═════ DATA EXCERPTS ═════

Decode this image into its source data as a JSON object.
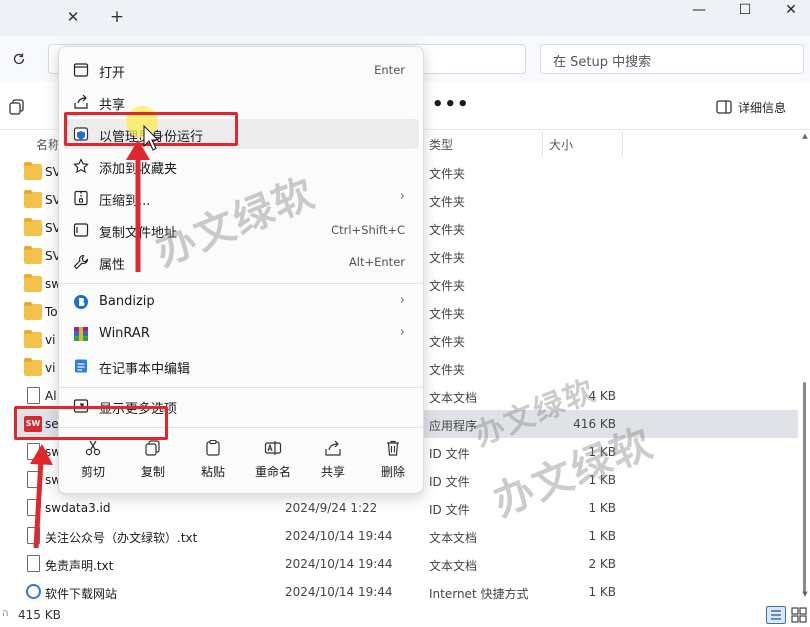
{
  "window": {
    "tab_close_glyph": "✕",
    "tab_new_glyph": "+",
    "minimize_glyph": "—",
    "maximize_glyph": "☐",
    "close_glyph": "✕"
  },
  "address": {
    "search_placeholder": "在 Setup 中搜索"
  },
  "toolbar": {
    "more_glyph": "•••",
    "details_label": "详细信息"
  },
  "file_list": {
    "columns": {
      "name": "名称",
      "type": "类型",
      "size": "大小"
    },
    "rows": [
      {
        "name": "SV",
        "date": "",
        "type": "文件夹",
        "size": "",
        "icon": "folder-icon"
      },
      {
        "name": "SV",
        "date": "",
        "type": "文件夹",
        "size": "",
        "icon": "folder-icon"
      },
      {
        "name": "SV",
        "date": "",
        "type": "文件夹",
        "size": "",
        "icon": "folder-icon"
      },
      {
        "name": "SV",
        "date": "",
        "type": "文件夹",
        "size": "",
        "icon": "folder-icon"
      },
      {
        "name": "sw",
        "date": "",
        "type": "文件夹",
        "size": "",
        "icon": "folder-icon"
      },
      {
        "name": "To",
        "date": "",
        "type": "文件夹",
        "size": "",
        "icon": "folder-icon"
      },
      {
        "name": "vi",
        "date": "",
        "type": "文件夹",
        "size": "",
        "icon": "folder-icon"
      },
      {
        "name": "vi",
        "date": "",
        "type": "文件夹",
        "size": "",
        "icon": "folder-icon"
      },
      {
        "name": "Al",
        "date": "",
        "type": "文本文档",
        "size": "4 KB",
        "icon": "text-file-icon"
      },
      {
        "name": "se",
        "date": "",
        "type": "应用程序",
        "size": "416 KB",
        "icon": "app-icon"
      },
      {
        "name": "sw",
        "date": "",
        "type": "ID 文件",
        "size": "1 KB",
        "icon": "text-file-icon"
      },
      {
        "name": "sw",
        "date": "",
        "type": "ID 文件",
        "size": "1 KB",
        "icon": "text-file-icon"
      },
      {
        "name": "swdata3.id",
        "date": "2024/9/24 1:22",
        "type": "ID 文件",
        "size": "1 KB",
        "icon": "text-file-icon"
      },
      {
        "name": "关注公众号（办文绿软）.txt",
        "date": "2024/10/14 19:44",
        "type": "文本文档",
        "size": "1 KB",
        "icon": "text-file-icon"
      },
      {
        "name": "免责声明.txt",
        "date": "2024/10/14 19:44",
        "type": "文本文档",
        "size": "2 KB",
        "icon": "text-file-icon"
      },
      {
        "name": "软件下载网站",
        "date": "2024/10/14 19:44",
        "type": "Internet 快捷方式",
        "size": "1 KB",
        "icon": "link-icon"
      }
    ]
  },
  "status": {
    "mark": "ה",
    "selection_size": "415 KB"
  },
  "context_menu": {
    "items": [
      {
        "label": "打开",
        "shortcut": "Enter",
        "icon": "open-icon"
      },
      {
        "label": "共享",
        "shortcut": "",
        "icon": "share-icon"
      },
      {
        "label": "以管理员身份运行",
        "shortcut": "",
        "icon": "shield-icon"
      },
      {
        "label": "添加到收藏夹",
        "shortcut": "",
        "icon": "star-icon"
      },
      {
        "label": "压缩到...",
        "shortcut": "",
        "icon": "zip-icon",
        "arrow": "›"
      },
      {
        "label": "复制文件地址",
        "shortcut": "Ctrl+Shift+C",
        "icon": "copy-path-icon"
      },
      {
        "label": "属性",
        "shortcut": "Alt+Enter",
        "icon": "wrench-icon"
      },
      {
        "label": "Bandizip",
        "shortcut": "",
        "icon": "bandizip-icon",
        "arrow": "›"
      },
      {
        "label": "WinRAR",
        "shortcut": "",
        "icon": "winrar-icon",
        "arrow": "›"
      },
      {
        "label": "在记事本中编辑",
        "shortcut": "",
        "icon": "notepad-icon"
      },
      {
        "label": "显示更多选项",
        "shortcut": "",
        "icon": "more-options-icon"
      }
    ],
    "quick_actions": [
      {
        "label": "剪切",
        "icon": "scissors-icon"
      },
      {
        "label": "复制",
        "icon": "copy-icon"
      },
      {
        "label": "粘贴",
        "icon": "paste-icon"
      },
      {
        "label": "重命名",
        "icon": "rename-icon"
      },
      {
        "label": "共享",
        "icon": "share-icon"
      },
      {
        "label": "删除",
        "icon": "trash-icon"
      }
    ]
  },
  "annotations": {
    "watermark": "办文绿软",
    "accent_color": "#e0272e"
  }
}
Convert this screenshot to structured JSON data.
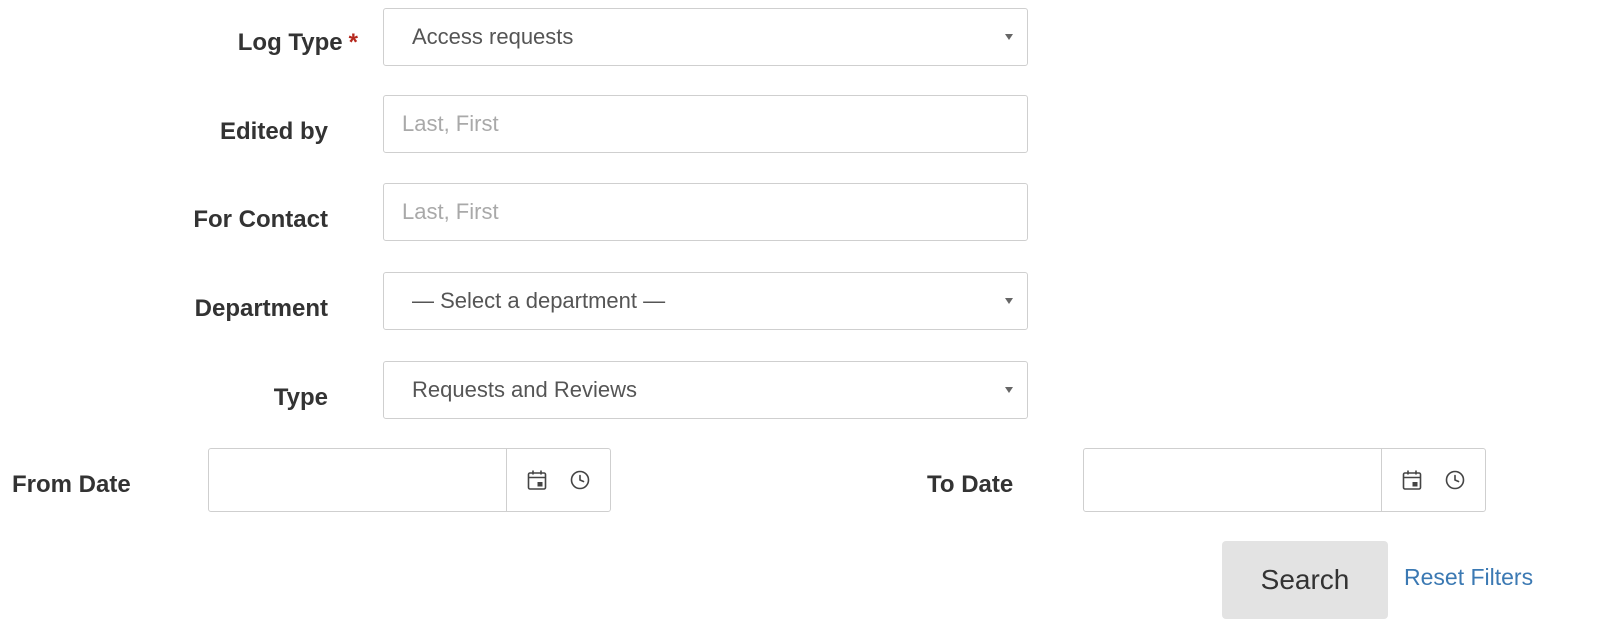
{
  "form": {
    "log_type": {
      "label": "Log Type",
      "required_marker": "*",
      "value": "Access requests"
    },
    "edited_by": {
      "label": "Edited by",
      "placeholder": "Last, First",
      "value": ""
    },
    "for_contact": {
      "label": "For Contact",
      "placeholder": "Last, First",
      "value": ""
    },
    "department": {
      "label": "Department",
      "value": "— Select a department —"
    },
    "type": {
      "label": "Type",
      "value": "Requests and Reviews"
    },
    "from_date": {
      "label": "From Date",
      "value": ""
    },
    "to_date": {
      "label": "To Date",
      "value": ""
    }
  },
  "actions": {
    "search_label": "Search",
    "reset_label": "Reset Filters"
  },
  "icons": {
    "select_caret": "chevron-down-icon",
    "date_picker": "calendar-icon",
    "time_picker": "clock-icon"
  },
  "colors": {
    "required_marker": "#b5281e",
    "link": "#3b79b3",
    "search_button_bg": "#e3e3e3",
    "field_border": "#cfcfcf"
  }
}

═════

Exact duplication of all the records is required; pictures are omitted from the copy.

## ANSWER IN FULL
Decode this image into its source data as a JSON object.
{
  "window": {
    "tab_close_glyph": "✕",
    "tab_new_glyph": "+",
    "minimize_glyph": "—",
    "maximize_glyph": "☐",
    "close_glyph": "✕"
  },
  "address": {
    "search_placeholder": "在 Setup 中搜索"
  },
  "toolbar": {
    "more_glyph": "•••",
    "details_label": "详细信息"
  },
  "file_list": {
    "columns": {
      "name": "名称",
      "type": "类型",
      "size": "大小"
    },
    "rows": [
      {
        "name": "SV",
        "date": "",
        "type": "文件夹",
        "size": "",
        "icon": "folder-icon"
      },
      {
        "name": "SV",
        "date": "",
        "type": "文件夹",
        "size": "",
        "icon": "folder-icon"
      },
      {
        "name": "SV",
        "date": "",
        "type": "文件夹",
        "size": "",
        "icon": "folder-icon"
      },
      {
        "name": "SV",
        "date": "",
        "type": "文件夹",
        "size": "",
        "icon": "folder-icon"
      },
      {
        "name": "sw",
        "date": "",
        "type": "文件夹",
        "size": "",
        "icon": "folder-icon"
      },
      {
        "name": "To",
        "date": "",
        "type": "文件夹",
        "size": "",
        "icon": "folder-icon"
      },
      {
        "name": "vi",
        "date": "",
        "type": "文件夹",
        "size": "",
        "icon": "folder-icon"
      },
      {
        "name": "vi",
        "date": "",
        "type": "文件夹",
        "size": "",
        "icon": "folder-icon"
      },
      {
        "name": "Al",
        "date": "",
        "type": "文本文档",
        "size": "4 KB",
        "icon": "text-file-icon"
      },
      {
        "name": "se",
        "date": "",
        "type": "应用程序",
        "size": "416 KB",
        "icon": "app-icon"
      },
      {
        "name": "sw",
        "date": "",
        "type": "ID 文件",
        "size": "1 KB",
        "icon": "text-file-icon"
      },
      {
        "name": "sw",
        "date": "",
        "type": "ID 文件",
        "size": "1 KB",
        "icon": "text-file-icon"
      },
      {
        "name": "swdata3.id",
        "date": "2024/9/24 1:22",
        "type": "ID 文件",
        "size": "1 KB",
        "icon": "text-file-icon"
      },
      {
        "name": "关注公众号（办文绿软）.txt",
        "date": "2024/10/14 19:44",
        "type": "文本文档",
        "size": "1 KB",
        "icon": "text-file-icon"
      },
      {
        "name": "免责声明.txt",
        "date": "2024/10/14 19:44",
        "type": "文本文档",
        "size": "2 KB",
        "icon": "text-file-icon"
      },
      {
        "name": "软件下载网站",
        "date": "2024/10/14 19:44",
        "type": "Internet 快捷方式",
        "size": "1 KB",
        "icon": "link-icon"
      }
    ]
  },
  "status": {
    "mark": "ה",
    "selection_size": "415 KB"
  },
  "context_menu": {
    "items": [
      {
        "label": "打开",
        "shortcut": "Enter",
        "icon": "open-icon"
      },
      {
        "label": "共享",
        "shortcut": "",
        "icon": "share-icon"
      },
      {
        "label": "以管理员身份运行",
        "shortcut": "",
        "icon": "shield-icon"
      },
      {
        "label": "添加到收藏夹",
        "shortcut": "",
        "icon": "star-icon"
      },
      {
        "label": "压缩到...",
        "shortcut": "",
        "icon": "zip-icon",
        "arrow": "›"
      },
      {
        "label": "复制文件地址",
        "shortcut": "Ctrl+Shift+C",
        "icon": "copy-path-icon"
      },
      {
        "label": "属性",
        "shortcut": "Alt+Enter",
        "icon": "wrench-icon"
      },
      {
        "label": "Bandizip",
        "shortcut": "",
        "icon": "bandizip-icon",
        "arrow": "›"
      },
      {
        "label": "WinRAR",
        "shortcut": "",
        "icon": "winrar-icon",
        "arrow": "›"
      },
      {
        "label": "在记事本中编辑",
        "shortcut": "",
        "icon": "notepad-icon"
      },
      {
        "label": "显示更多选项",
        "shortcut": "",
        "icon": "more-options-icon"
      }
    ],
    "quick_actions": [
      {
        "label": "剪切",
        "icon": "scissors-icon"
      },
      {
        "label": "复制",
        "icon": "copy-icon"
      },
      {
        "label": "粘贴",
        "icon": "paste-icon"
      },
      {
        "label": "重命名",
        "icon": "rename-icon"
      },
      {
        "label": "共享",
        "icon": "share-icon"
      },
      {
        "label": "删除",
        "icon": "trash-icon"
      }
    ]
  },
  "annotations": {
    "watermark": "办文绿软",
    "accent_color": "#e0272e"
  }
}
Convert this screenshot to structured JSON data.
{
  "form": {
    "log_type": {
      "label": "Log Type",
      "required_marker": "*",
      "value": "Access requests"
    },
    "edited_by": {
      "label": "Edited by",
      "placeholder": "Last, First",
      "value": ""
    },
    "for_contact": {
      "label": "For Contact",
      "placeholder": "Last, First",
      "value": ""
    },
    "department": {
      "label": "Department",
      "value": "— Select a department —"
    },
    "type": {
      "label": "Type",
      "value": "Requests and Reviews"
    },
    "from_date": {
      "label": "From Date",
      "value": ""
    },
    "to_date": {
      "label": "To Date",
      "value": ""
    }
  },
  "actions": {
    "search_label": "Search",
    "reset_label": "Reset Filters"
  },
  "icons": {
    "select_caret": "chevron-down-icon",
    "date_picker": "calendar-icon",
    "time_picker": "clock-icon"
  },
  "colors": {
    "required_marker": "#b5281e",
    "link": "#3b79b3",
    "search_button_bg": "#e3e3e3",
    "field_border": "#cfcfcf"
  }
}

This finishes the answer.